→ **Estratto documento**
※

Dopo la sentenza di primo grado e il verdetto d’appello, che aveva solo ridotto a quattro anni la dura delle pene accessorie fallimentari, la Suprema Corte chiude la vicenda rigettando il ricorso di Francesco Martino Signorello, 61 anni, origini siciliane e residenza a Pistoia. Gli ermellini hanno ribadito la correttezza delle motivazioni alla base della condanna dell’impresario edile per bancarotta fraudolenta distrattiva e documentale, sottrazione fraudolenta al pagamento delle imposte attraverso false fatture.

«La responsabilità dell’imputato si radica nel suo ruolo di amministratore della società Assocostruzioni Srl, dichiarata fallita dal Tribunale di Pistoia il 9 ottobre 2015 – si legge nella sentenza della Cassazione – . Egli è stato condannato per la distrazione di beni della fallita non rinvenuti in sede di inventario, nonché della somma di 615.713 euro relativa alla vendita degli immobili facenti parte del condominio Melograno di Lucca e di quella pari ad oltre 275.000 euro corrispondente alle poste attive indicate nell’ultimo bilancio depositato, relativo all’anno 2006».

※

Dati sulla posizione degli elementi
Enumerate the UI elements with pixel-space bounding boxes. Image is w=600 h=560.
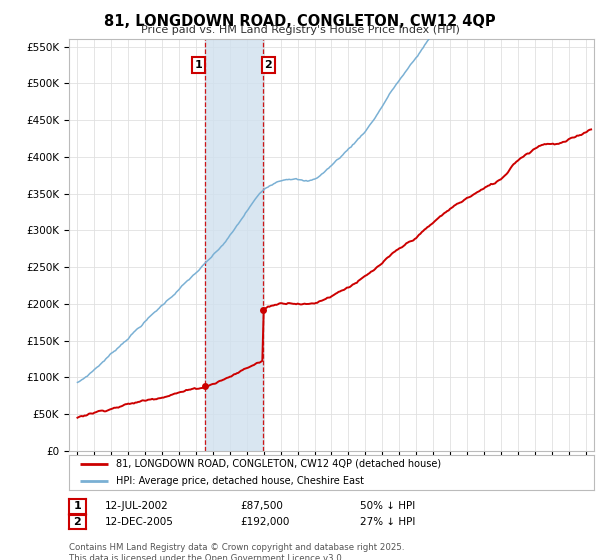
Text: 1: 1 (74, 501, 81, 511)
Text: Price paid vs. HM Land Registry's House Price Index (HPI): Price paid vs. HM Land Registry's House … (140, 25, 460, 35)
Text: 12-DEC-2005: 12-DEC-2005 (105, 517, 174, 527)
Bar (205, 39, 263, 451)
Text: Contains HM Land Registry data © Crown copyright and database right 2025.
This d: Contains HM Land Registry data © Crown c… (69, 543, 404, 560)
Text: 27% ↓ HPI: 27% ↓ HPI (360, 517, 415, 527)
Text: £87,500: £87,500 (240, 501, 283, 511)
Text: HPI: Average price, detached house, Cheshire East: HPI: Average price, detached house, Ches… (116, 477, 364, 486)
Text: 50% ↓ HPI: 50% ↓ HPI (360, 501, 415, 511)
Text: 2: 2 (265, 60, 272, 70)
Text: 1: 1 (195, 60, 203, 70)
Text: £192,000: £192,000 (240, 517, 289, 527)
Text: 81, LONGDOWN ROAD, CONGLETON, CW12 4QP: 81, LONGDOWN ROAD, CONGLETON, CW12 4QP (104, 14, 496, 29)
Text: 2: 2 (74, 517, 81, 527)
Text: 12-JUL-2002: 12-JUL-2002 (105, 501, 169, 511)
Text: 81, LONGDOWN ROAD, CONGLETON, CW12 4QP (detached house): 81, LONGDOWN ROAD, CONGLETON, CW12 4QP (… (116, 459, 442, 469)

※

Trascrivi alla lettera il passo dell'estratto sulla sentenza della Cassazione che comincia con "Dopo la sentenza" e prosegue fino a "attraverso false fatture.".

Dopo la sentenza di primo grado e il verdetto d’appello, che aveva solo ridotto a quattro anni la dura delle pene accessorie fallimentari, la Suprema Corte chiude la vicenda rigettando il ricorso di Francesco Martino Signorello, 61 anni, origini siciliane e residenza a Pistoia. Gli ermellini hanno ribadito la correttezza delle motivazioni alla base della condanna dell’impresario edile per bancarotta fraudolenta distrattiva e documentale, sottrazione fraudolenta al pagamento delle imposte attraverso false fatture.